## TASK GOAL:
Word for word, set down the records and skip each picture.

[Data entries for graphics]

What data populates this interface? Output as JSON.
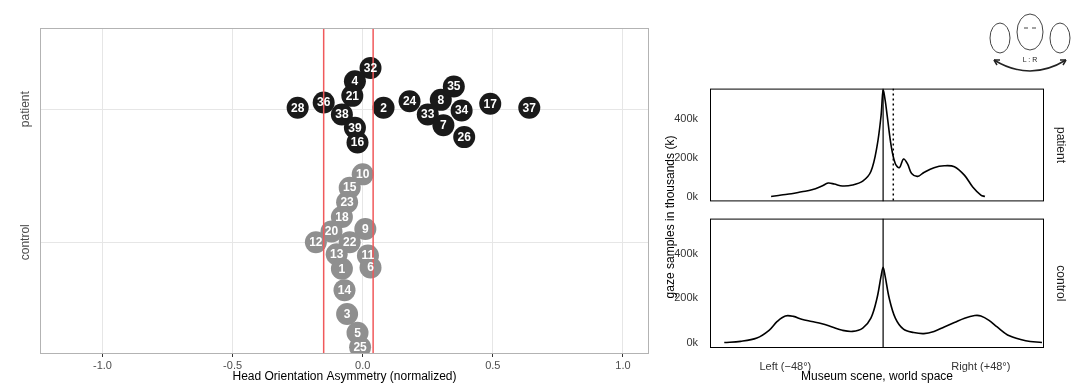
{
  "chart_data": [
    {
      "type": "scatter",
      "xlabel": "Head Orientation Asymmetry (normalized)",
      "xlim": [
        -1.24,
        1.1
      ],
      "xticks": [
        {
          "value": -1,
          "label": "-1.0"
        },
        {
          "value": -0.5,
          "label": "-0.5"
        },
        {
          "value": 0,
          "label": "0.0"
        },
        {
          "value": 0.5,
          "label": "0.5"
        },
        {
          "value": 1,
          "label": "1.0"
        }
      ],
      "ylim": [
        -0.84,
        1.61
      ],
      "yticks": [
        {
          "value": 0,
          "label": "control"
        },
        {
          "value": 1,
          "label": "patient"
        }
      ],
      "grid": true,
      "marker": "circle",
      "vlines": [
        {
          "value": -0.15,
          "color": "#f0595b"
        },
        {
          "value": 0.04,
          "color": "#f0595b"
        }
      ],
      "series": [
        {
          "color": "#1a1a1a",
          "labels": [
            "32",
            "4",
            "21",
            "36",
            "28",
            "2",
            "38",
            "39",
            "16",
            "24",
            "8",
            "35",
            "33",
            "34",
            "7",
            "26",
            "17",
            "37"
          ],
          "x": [
            0.03,
            -0.03,
            -0.04,
            -0.15,
            -0.25,
            0.08,
            -0.08,
            -0.03,
            -0.02,
            0.18,
            0.3,
            0.35,
            0.25,
            0.38,
            0.31,
            0.39,
            0.49,
            0.64
          ],
          "values": [
            1.31,
            1.21,
            1.1,
            1.05,
            1.01,
            1.01,
            0.96,
            0.86,
            0.75,
            1.06,
            1.07,
            1.17,
            0.96,
            0.99,
            0.88,
            0.79,
            1.04,
            1.01
          ]
        },
        {
          "color": "#8f8f8f",
          "labels": [
            "10",
            "15",
            "23",
            "18",
            "9",
            "20",
            "12",
            "22",
            "13",
            "11",
            "6",
            "1",
            "14",
            "3",
            "5",
            "25"
          ],
          "x": [
            0.0,
            -0.05,
            -0.06,
            -0.08,
            0.01,
            -0.12,
            -0.18,
            -0.05,
            -0.1,
            0.02,
            0.03,
            -0.08,
            -0.07,
            -0.06,
            -0.02,
            -0.01
          ],
          "values": [
            0.51,
            0.41,
            0.3,
            0.19,
            0.1,
            0.08,
            0.0,
            0.0,
            -0.09,
            -0.1,
            -0.19,
            -0.2,
            -0.36,
            -0.54,
            -0.68,
            -0.79
          ]
        }
      ]
    },
    {
      "type": "line",
      "xlabel": "Museum scene, world space",
      "ylabel": "gaze samples in thousands (k)",
      "icon_label": "L : R",
      "xlim": [
        -85,
        79
      ],
      "xticks": [
        {
          "value": -48,
          "label": "Left (−48°)"
        },
        {
          "value": 48,
          "label": "Right (+48°)"
        }
      ],
      "ylim": [
        -25,
        560
      ],
      "yticks": [
        {
          "value": 0,
          "label": "0k"
        },
        {
          "value": 200,
          "label": "200k"
        },
        {
          "value": 400,
          "label": "400k"
        }
      ],
      "grid": false,
      "color": "#000000",
      "panels": [
        {
          "name": "patient",
          "x": [
            -55,
            -50,
            -45,
            -40,
            -35,
            -30,
            -27,
            -24,
            -20,
            -15,
            -10,
            -6,
            -3,
            -1,
            0,
            1,
            2,
            4,
            6,
            8,
            10,
            12,
            14,
            17,
            20,
            25,
            30,
            35,
            40,
            44,
            48,
            50
          ],
          "values": [
            0,
            8,
            15,
            25,
            35,
            55,
            70,
            65,
            55,
            60,
            80,
            130,
            260,
            420,
            550,
            500,
            420,
            260,
            170,
            150,
            195,
            170,
            120,
            105,
            125,
            150,
            160,
            155,
            110,
            50,
            8,
            0
          ],
          "vlines": [
            {
              "value": 0,
              "line_style": "solid"
            },
            {
              "value": 5,
              "line_style": "dotted"
            }
          ]
        },
        {
          "name": "control",
          "x": [
            -78,
            -70,
            -62,
            -56,
            -52,
            -48,
            -44,
            -40,
            -35,
            -30,
            -25,
            -20,
            -15,
            -10,
            -6,
            -3,
            -1,
            0,
            1,
            3,
            6,
            10,
            15,
            20,
            25,
            30,
            35,
            40,
            45,
            48,
            52,
            56,
            62,
            70,
            78
          ],
          "values": [
            0,
            5,
            20,
            55,
            95,
            120,
            118,
            105,
            95,
            85,
            70,
            55,
            50,
            65,
            110,
            200,
            300,
            340,
            300,
            200,
            110,
            60,
            45,
            40,
            50,
            70,
            90,
            110,
            122,
            120,
            100,
            70,
            30,
            8,
            0
          ],
          "vlines": [
            {
              "value": 0,
              "line_style": "solid"
            }
          ]
        }
      ]
    }
  ]
}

## SOLUTION:
What data populates this interface? Output as JSON.
{
  "chart_data": [
    {
      "type": "scatter",
      "xlabel": "Head Orientation Asymmetry (normalized)",
      "xlim": [
        -1.24,
        1.1
      ],
      "xticks": [
        {
          "value": -1,
          "label": "-1.0"
        },
        {
          "value": -0.5,
          "label": "-0.5"
        },
        {
          "value": 0,
          "label": "0.0"
        },
        {
          "value": 0.5,
          "label": "0.5"
        },
        {
          "value": 1,
          "label": "1.0"
        }
      ],
      "ylim": [
        -0.84,
        1.61
      ],
      "yticks": [
        {
          "value": 0,
          "label": "control"
        },
        {
          "value": 1,
          "label": "patient"
        }
      ],
      "grid": true,
      "marker": "circle",
      "vlines": [
        {
          "value": -0.15,
          "color": "#f0595b"
        },
        {
          "value": 0.04,
          "color": "#f0595b"
        }
      ],
      "series": [
        {
          "color": "#1a1a1a",
          "labels": [
            "32",
            "4",
            "21",
            "36",
            "28",
            "2",
            "38",
            "39",
            "16",
            "24",
            "8",
            "35",
            "33",
            "34",
            "7",
            "26",
            "17",
            "37"
          ],
          "x": [
            0.03,
            -0.03,
            -0.04,
            -0.15,
            -0.25,
            0.08,
            -0.08,
            -0.03,
            -0.02,
            0.18,
            0.3,
            0.35,
            0.25,
            0.38,
            0.31,
            0.39,
            0.49,
            0.64
          ],
          "values": [
            1.31,
            1.21,
            1.1,
            1.05,
            1.01,
            1.01,
            0.96,
            0.86,
            0.75,
            1.06,
            1.07,
            1.17,
            0.96,
            0.99,
            0.88,
            0.79,
            1.04,
            1.01
          ]
        },
        {
          "color": "#8f8f8f",
          "labels": [
            "10",
            "15",
            "23",
            "18",
            "9",
            "20",
            "12",
            "22",
            "13",
            "11",
            "6",
            "1",
            "14",
            "3",
            "5",
            "25"
          ],
          "x": [
            0.0,
            -0.05,
            -0.06,
            -0.08,
            0.01,
            -0.12,
            -0.18,
            -0.05,
            -0.1,
            0.02,
            0.03,
            -0.08,
            -0.07,
            -0.06,
            -0.02,
            -0.01
          ],
          "values": [
            0.51,
            0.41,
            0.3,
            0.19,
            0.1,
            0.08,
            0.0,
            0.0,
            -0.09,
            -0.1,
            -0.19,
            -0.2,
            -0.36,
            -0.54,
            -0.68,
            -0.79
          ]
        }
      ]
    },
    {
      "type": "line",
      "xlabel": "Museum scene, world space",
      "ylabel": "gaze samples in thousands (k)",
      "icon_label": "L : R",
      "xlim": [
        -85,
        79
      ],
      "xticks": [
        {
          "value": -48,
          "label": "Left (−48°)"
        },
        {
          "value": 48,
          "label": "Right (+48°)"
        }
      ],
      "ylim": [
        -25,
        560
      ],
      "yticks": [
        {
          "value": 0,
          "label": "0k"
        },
        {
          "value": 200,
          "label": "200k"
        },
        {
          "value": 400,
          "label": "400k"
        }
      ],
      "grid": false,
      "color": "#000000",
      "panels": [
        {
          "name": "patient",
          "x": [
            -55,
            -50,
            -45,
            -40,
            -35,
            -30,
            -27,
            -24,
            -20,
            -15,
            -10,
            -6,
            -3,
            -1,
            0,
            1,
            2,
            4,
            6,
            8,
            10,
            12,
            14,
            17,
            20,
            25,
            30,
            35,
            40,
            44,
            48,
            50
          ],
          "values": [
            0,
            8,
            15,
            25,
            35,
            55,
            70,
            65,
            55,
            60,
            80,
            130,
            260,
            420,
            550,
            500,
            420,
            260,
            170,
            150,
            195,
            170,
            120,
            105,
            125,
            150,
            160,
            155,
            110,
            50,
            8,
            0
          ],
          "vlines": [
            {
              "value": 0,
              "line_style": "solid"
            },
            {
              "value": 5,
              "line_style": "dotted"
            }
          ]
        },
        {
          "name": "control",
          "x": [
            -78,
            -70,
            -62,
            -56,
            -52,
            -48,
            -44,
            -40,
            -35,
            -30,
            -25,
            -20,
            -15,
            -10,
            -6,
            -3,
            -1,
            0,
            1,
            3,
            6,
            10,
            15,
            20,
            25,
            30,
            35,
            40,
            45,
            48,
            52,
            56,
            62,
            70,
            78
          ],
          "values": [
            0,
            5,
            20,
            55,
            95,
            120,
            118,
            105,
            95,
            85,
            70,
            55,
            50,
            65,
            110,
            200,
            300,
            340,
            300,
            200,
            110,
            60,
            45,
            40,
            50,
            70,
            90,
            110,
            122,
            120,
            100,
            70,
            30,
            8,
            0
          ],
          "vlines": [
            {
              "value": 0,
              "line_style": "solid"
            }
          ]
        }
      ]
    }
  ]
}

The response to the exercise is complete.